INSTRUÇÕES DE TRABALHO:
[a] Copie de novo o trecho do texto sobre ciência e espiritismo, começando em "Ainda que homens" e terminando em "Melhor de amanhã.". Troque "Richet" por "Crookes".
[b] No texto sobre ciência e espiritismo, que termo alguns experimentadores propuseram para substituir a palavra "materialização"?

Cooperando no ministério sublime de Allan Kardec, os Espíritos Sábios e Benevolentes organizaram com o inesquecível missionário a codificação da doutrina consoladora, endereçada ao espírito sofredor da Humanidade. Todavia, Charles Richet, não obstante os títulos enobrecedores que lhe exornam a personalidade, faz a revisão dos ensinamentos espiritistas, criando a Metapsíquica para evidenciar a supremacia da dúvida. William Barrett, membro da Real Academia da Inglaterra, depois de agraciado pelas luzes do Plano superior, proclama que a emoção nervosa é a fonte dos acontecimentos supranormais e que ainda vem longe o tempo em que se possa provar a sobrevivência do ser humano, além da morte, através das manifestações mediúnicas. Ochorowicz, favorecido por elevadas inteligências desencarnadas, acompanha o gigantesco esforço dos Amigos Espirituais, que lhe facultam notáveis demonstrações; no entanto, em seguida ao prestigioso serviço das entidades invisíveis, declara que a levitação é produto da mecânica biopsíquica, de cujos centros promanam, segundo a teoria dele, os raios rígidos que movimentam os corpos sem contato. Experimentadores diversos, após receberem favores brilhantes do mundo invisível, propõem que a palavra “materialização” seja substituída pelo termo “ectoplasia”, para significar que o fenômeno não implica a intervenção de inteligências estranhas e sim o mero desdobramento do corpo físico em condições desconhecidas da energia nervosa.

Possui a Ciência infinitos recursos terminológicos para incentivar a dúvida nas almas. E quando surgem pesquisadores conscienciosos e sinceros, que não temem as consequências de sua lealdade à sabedoria, alastram-se as definições sarcásticas e chovem pedradas. Até hoje, aparecem pessoas interessadas em apresentar William Crookes e César Lombroso na categoria de papalvos, a quem os médiuns subtraíram as faculdades de observação diante da vida. Mesmo no Brasil, homens de vasta cultura e projeção social, como Bittencourt Sampaio e Bezerra de Menezes, foram tachados de palermas e loucos, o primeiro porque permutou a política engenhosa dos homens pela divina política do Evangelho e o segundo porque trocou os interesses financeiros dos médicos altamente remunerados pelos interesses eternos do espírito.

É muito difícil vencer o dragão da vaidade humana que monta guarda ao nosso patrimônio intelectual.

Ainda que homens respeitáveis e bem intencionados, como Richet, venham à zona do esclarecimento, colaborando, com êxito, na intensificação da cultura moderna, surge sempre uma brecha, aqui ou ali, por ande o monstro deita as garras de fora, revelando a deficiência de nossa edificação pessoal.

Essas maravilhosas inteligências, filiadas à hesitação sistemática, continuarão prejudicando o desenvolvimento dos germens da fé e adiando indefinidamente as realizações de um mundo espiritualizado; entretanto, passarão também no campo infinito da vida, dando lugar aos cientistas mais fortes e desassombrados. Que ninguém se perturbe, em face desses homens admiráveis pelo raciocínio, porque eles vão discutindo, duvidando e morrendo e os Espíritos Benevolentes e Sábios prosseguirão construindo, sem desânimo e sem inquietação, a Terra Melhor de amanhã.

INFORMAÇÕES EXTRAÍDAS:
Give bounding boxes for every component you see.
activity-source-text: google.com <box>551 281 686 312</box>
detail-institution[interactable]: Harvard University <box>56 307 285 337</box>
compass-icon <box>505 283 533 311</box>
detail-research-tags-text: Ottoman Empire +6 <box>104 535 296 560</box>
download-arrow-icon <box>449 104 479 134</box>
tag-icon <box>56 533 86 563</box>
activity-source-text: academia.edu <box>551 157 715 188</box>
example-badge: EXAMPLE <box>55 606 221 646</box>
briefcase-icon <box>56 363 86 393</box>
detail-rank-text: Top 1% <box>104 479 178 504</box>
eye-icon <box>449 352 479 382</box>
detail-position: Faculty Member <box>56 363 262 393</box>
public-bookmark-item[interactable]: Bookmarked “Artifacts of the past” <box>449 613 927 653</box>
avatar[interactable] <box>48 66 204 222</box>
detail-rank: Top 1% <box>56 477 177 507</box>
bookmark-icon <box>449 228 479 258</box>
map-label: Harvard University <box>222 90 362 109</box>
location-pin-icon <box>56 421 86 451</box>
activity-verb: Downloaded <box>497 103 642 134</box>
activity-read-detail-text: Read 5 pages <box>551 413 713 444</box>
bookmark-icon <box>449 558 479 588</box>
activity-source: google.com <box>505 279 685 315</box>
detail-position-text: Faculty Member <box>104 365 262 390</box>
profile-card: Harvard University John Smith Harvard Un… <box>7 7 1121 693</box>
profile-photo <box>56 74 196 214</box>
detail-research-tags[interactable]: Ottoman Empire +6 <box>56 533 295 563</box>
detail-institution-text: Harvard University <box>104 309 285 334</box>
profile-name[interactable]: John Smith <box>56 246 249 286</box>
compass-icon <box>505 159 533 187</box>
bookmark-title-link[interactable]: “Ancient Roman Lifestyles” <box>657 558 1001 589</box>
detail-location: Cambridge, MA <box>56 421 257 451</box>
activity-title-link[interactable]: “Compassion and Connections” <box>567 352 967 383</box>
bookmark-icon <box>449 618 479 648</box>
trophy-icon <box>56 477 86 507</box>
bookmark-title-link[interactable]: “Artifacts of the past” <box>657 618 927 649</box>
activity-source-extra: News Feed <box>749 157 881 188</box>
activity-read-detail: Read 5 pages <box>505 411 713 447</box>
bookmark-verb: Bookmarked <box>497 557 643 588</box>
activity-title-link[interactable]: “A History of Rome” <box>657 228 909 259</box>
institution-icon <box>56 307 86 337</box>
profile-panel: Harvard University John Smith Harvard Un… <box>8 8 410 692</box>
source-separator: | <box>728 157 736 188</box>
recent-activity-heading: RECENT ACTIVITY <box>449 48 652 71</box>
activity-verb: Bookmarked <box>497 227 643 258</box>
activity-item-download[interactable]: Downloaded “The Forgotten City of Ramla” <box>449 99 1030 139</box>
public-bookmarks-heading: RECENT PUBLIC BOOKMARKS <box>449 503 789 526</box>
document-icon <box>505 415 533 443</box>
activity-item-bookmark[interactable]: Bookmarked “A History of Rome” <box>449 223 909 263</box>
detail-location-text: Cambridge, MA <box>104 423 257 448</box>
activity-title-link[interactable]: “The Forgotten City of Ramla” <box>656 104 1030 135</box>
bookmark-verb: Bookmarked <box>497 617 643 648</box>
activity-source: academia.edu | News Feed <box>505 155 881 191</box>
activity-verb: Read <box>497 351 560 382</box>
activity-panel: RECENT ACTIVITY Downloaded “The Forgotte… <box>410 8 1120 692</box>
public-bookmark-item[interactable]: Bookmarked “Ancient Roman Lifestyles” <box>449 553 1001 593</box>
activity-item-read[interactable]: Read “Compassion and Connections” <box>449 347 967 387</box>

RESULTADOS:
[a]
Ainda que homens respeitáveis e bem intencionados, como Crookes, venham à zona do esclarecimento, colaborando, com êxito, na intensificação da cultura moderna, surge sempre uma brecha, aqui ou ali, por ande o monstro deita as garras de fora, revelando a deficiência de nossa edificação pessoal.

Essas maravilhosas inteligências, filiadas à hesitação sistemática, continuarão prejudicando o desenvolvimento dos germens da fé e adiando indefinidamente as realizações de um mundo espiritualizado; entretanto, passarão também no campo infinito da vida, dando lugar aos cientistas mais fortes e desassombrados. Que ninguém se perturbe, em face desses homens admiráveis pelo raciocínio, porque eles vão discutindo, duvidando e morrendo e os Espíritos Benevolentes e Sábios prosseguirão construindo, sem desânimo e sem inquietação, a Terra Melhor de amanhã.

[b] O termo "ectoplasia".